Goal
Where a line contains the string "name", copy that line.

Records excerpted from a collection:
^^^^^^^^^^^^^^^^

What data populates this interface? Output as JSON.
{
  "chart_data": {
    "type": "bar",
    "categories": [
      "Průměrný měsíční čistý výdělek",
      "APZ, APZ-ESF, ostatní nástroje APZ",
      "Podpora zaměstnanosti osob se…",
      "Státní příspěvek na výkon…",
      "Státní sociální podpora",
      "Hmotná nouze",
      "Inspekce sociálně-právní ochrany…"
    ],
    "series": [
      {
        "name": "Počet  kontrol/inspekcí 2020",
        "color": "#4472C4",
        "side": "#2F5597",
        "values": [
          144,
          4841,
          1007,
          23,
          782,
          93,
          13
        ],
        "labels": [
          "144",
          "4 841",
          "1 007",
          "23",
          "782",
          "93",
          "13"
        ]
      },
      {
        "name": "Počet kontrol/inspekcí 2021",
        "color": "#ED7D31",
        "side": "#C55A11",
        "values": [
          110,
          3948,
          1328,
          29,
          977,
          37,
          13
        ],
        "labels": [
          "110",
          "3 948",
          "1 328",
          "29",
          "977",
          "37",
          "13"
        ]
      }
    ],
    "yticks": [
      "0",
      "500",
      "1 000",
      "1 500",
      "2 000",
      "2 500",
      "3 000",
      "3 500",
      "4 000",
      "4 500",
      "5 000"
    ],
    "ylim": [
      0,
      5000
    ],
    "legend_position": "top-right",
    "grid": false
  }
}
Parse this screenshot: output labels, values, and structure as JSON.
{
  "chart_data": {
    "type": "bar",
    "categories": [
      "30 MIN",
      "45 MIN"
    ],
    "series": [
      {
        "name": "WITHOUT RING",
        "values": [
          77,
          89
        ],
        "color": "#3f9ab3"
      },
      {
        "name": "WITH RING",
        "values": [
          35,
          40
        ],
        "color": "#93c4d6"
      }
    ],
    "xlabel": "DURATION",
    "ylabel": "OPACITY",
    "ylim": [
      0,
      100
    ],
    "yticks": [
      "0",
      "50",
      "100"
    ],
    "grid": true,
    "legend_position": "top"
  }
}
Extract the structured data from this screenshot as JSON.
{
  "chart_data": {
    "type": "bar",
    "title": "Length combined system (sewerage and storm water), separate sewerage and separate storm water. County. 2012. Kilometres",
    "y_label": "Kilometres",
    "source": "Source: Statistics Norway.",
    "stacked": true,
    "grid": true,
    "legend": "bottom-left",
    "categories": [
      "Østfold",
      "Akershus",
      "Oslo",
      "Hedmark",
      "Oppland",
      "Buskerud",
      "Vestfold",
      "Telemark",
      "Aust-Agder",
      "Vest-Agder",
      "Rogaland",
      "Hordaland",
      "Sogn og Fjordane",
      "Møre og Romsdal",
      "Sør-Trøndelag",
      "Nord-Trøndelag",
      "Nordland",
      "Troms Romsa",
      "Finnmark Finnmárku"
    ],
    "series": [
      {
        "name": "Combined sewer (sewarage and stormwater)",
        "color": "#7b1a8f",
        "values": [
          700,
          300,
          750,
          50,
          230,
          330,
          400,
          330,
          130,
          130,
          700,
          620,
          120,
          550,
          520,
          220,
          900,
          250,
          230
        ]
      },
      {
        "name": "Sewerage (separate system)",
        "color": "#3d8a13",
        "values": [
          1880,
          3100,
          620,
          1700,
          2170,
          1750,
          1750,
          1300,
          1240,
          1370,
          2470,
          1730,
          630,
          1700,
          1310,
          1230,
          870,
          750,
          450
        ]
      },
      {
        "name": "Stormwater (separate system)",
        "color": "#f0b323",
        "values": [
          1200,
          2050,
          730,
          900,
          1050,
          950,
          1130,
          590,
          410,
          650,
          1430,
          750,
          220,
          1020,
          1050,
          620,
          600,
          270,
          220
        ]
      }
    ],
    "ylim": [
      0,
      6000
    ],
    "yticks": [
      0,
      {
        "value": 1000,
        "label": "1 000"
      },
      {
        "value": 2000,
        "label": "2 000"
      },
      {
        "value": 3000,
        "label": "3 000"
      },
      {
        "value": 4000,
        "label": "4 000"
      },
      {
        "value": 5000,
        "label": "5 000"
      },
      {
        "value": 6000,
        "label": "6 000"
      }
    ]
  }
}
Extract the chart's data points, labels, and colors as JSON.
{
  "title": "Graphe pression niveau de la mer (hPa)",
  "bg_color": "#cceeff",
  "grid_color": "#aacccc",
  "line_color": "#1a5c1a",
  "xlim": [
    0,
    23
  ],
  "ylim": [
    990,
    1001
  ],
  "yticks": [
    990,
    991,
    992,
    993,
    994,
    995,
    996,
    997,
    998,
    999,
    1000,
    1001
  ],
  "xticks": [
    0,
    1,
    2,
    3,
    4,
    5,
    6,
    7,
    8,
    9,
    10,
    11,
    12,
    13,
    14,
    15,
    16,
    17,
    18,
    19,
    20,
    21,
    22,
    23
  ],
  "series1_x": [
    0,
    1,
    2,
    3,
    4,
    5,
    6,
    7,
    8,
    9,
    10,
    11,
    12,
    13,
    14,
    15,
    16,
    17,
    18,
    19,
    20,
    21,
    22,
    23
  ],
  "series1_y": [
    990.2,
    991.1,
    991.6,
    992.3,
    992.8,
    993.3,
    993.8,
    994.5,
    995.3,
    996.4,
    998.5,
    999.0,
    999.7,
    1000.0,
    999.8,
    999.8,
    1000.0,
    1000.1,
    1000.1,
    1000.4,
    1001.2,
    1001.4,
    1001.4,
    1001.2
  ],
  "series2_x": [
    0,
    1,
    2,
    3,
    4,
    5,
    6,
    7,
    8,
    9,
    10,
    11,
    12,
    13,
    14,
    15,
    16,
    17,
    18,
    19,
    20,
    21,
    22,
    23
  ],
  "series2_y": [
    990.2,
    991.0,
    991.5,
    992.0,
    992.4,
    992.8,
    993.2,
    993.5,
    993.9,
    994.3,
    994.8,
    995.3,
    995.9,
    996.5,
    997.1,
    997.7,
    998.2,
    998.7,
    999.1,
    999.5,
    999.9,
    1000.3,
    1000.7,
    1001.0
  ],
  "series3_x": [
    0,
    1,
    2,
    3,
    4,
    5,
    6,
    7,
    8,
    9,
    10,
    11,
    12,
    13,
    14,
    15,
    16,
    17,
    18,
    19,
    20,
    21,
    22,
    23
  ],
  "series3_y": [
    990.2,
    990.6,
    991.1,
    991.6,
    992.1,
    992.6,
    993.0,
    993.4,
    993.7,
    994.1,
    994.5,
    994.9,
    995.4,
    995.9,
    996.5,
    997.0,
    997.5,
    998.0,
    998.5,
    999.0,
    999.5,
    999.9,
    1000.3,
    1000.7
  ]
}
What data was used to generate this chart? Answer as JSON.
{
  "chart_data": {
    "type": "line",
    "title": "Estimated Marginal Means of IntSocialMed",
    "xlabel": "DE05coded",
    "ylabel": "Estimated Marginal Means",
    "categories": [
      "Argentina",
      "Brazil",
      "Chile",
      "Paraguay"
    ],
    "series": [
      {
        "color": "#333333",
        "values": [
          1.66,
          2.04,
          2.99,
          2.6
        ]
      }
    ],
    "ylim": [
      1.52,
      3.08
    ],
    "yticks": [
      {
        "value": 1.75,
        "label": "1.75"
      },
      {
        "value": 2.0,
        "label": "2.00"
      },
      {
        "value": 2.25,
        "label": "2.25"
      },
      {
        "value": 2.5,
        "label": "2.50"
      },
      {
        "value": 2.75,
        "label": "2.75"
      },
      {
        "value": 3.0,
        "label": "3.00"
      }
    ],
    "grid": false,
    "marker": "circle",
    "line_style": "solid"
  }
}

^^^^^^^^^^^^^^^^

Solution to the problem
        "name": "Počet  kontrol/inspekcí 2020",
        "name": "Počet kontrol/inspekcí 2021",
        "name": "WITHOUT RING",
        "name": "WITH RING",
        "name": "Combined sewer (sewarage and stormwater)",
        "name": "Sewerage (separate system)",
        "name": "Stormwater (separate system)",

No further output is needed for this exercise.